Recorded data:

↓↓↓

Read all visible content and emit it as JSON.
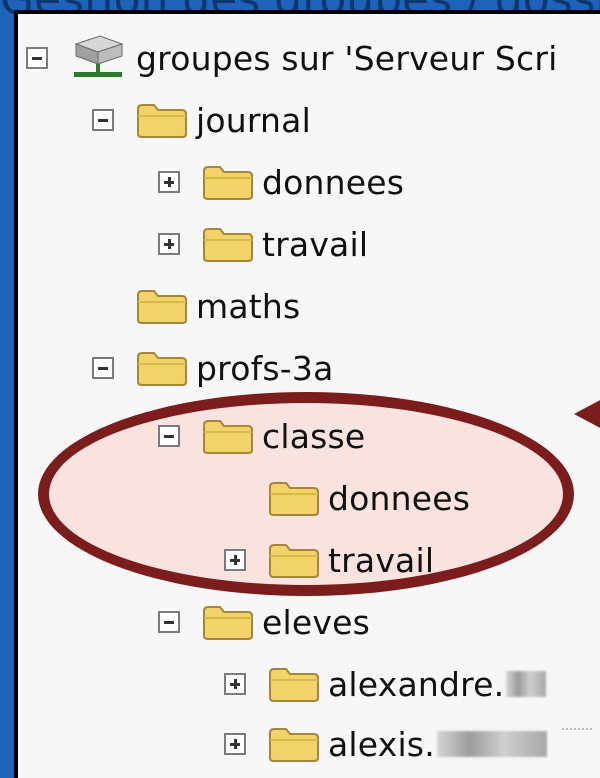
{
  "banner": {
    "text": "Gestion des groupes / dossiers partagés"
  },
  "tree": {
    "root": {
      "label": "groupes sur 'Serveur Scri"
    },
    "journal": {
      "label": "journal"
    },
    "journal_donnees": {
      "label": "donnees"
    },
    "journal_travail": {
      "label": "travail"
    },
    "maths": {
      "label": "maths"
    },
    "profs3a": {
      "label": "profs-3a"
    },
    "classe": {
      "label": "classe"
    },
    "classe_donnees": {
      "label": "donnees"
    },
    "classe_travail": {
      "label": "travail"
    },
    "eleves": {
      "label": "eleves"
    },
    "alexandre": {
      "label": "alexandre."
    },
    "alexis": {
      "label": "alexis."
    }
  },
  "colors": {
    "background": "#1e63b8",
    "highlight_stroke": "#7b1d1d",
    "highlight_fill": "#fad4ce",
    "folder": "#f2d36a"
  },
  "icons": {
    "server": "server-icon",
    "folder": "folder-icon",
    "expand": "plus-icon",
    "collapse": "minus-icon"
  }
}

↑↑↑

— What you need to do —
Without the pictures, restate all of the entries above verbatim.

— Final result —
Read all visible content and emit it as JSON.
{
  "banner": {
    "text": "Gestion des groupes / dossiers partagés"
  },
  "tree": {
    "root": {
      "label": "groupes sur 'Serveur Scri"
    },
    "journal": {
      "label": "journal"
    },
    "journal_donnees": {
      "label": "donnees"
    },
    "journal_travail": {
      "label": "travail"
    },
    "maths": {
      "label": "maths"
    },
    "profs3a": {
      "label": "profs-3a"
    },
    "classe": {
      "label": "classe"
    },
    "classe_donnees": {
      "label": "donnees"
    },
    "classe_travail": {
      "label": "travail"
    },
    "eleves": {
      "label": "eleves"
    },
    "alexandre": {
      "label": "alexandre."
    },
    "alexis": {
      "label": "alexis."
    }
  },
  "colors": {
    "background": "#1e63b8",
    "highlight_stroke": "#7b1d1d",
    "highlight_fill": "#fad4ce",
    "folder": "#f2d36a"
  },
  "icons": {
    "server": "server-icon",
    "folder": "folder-icon",
    "expand": "plus-icon",
    "collapse": "minus-icon"
  }
}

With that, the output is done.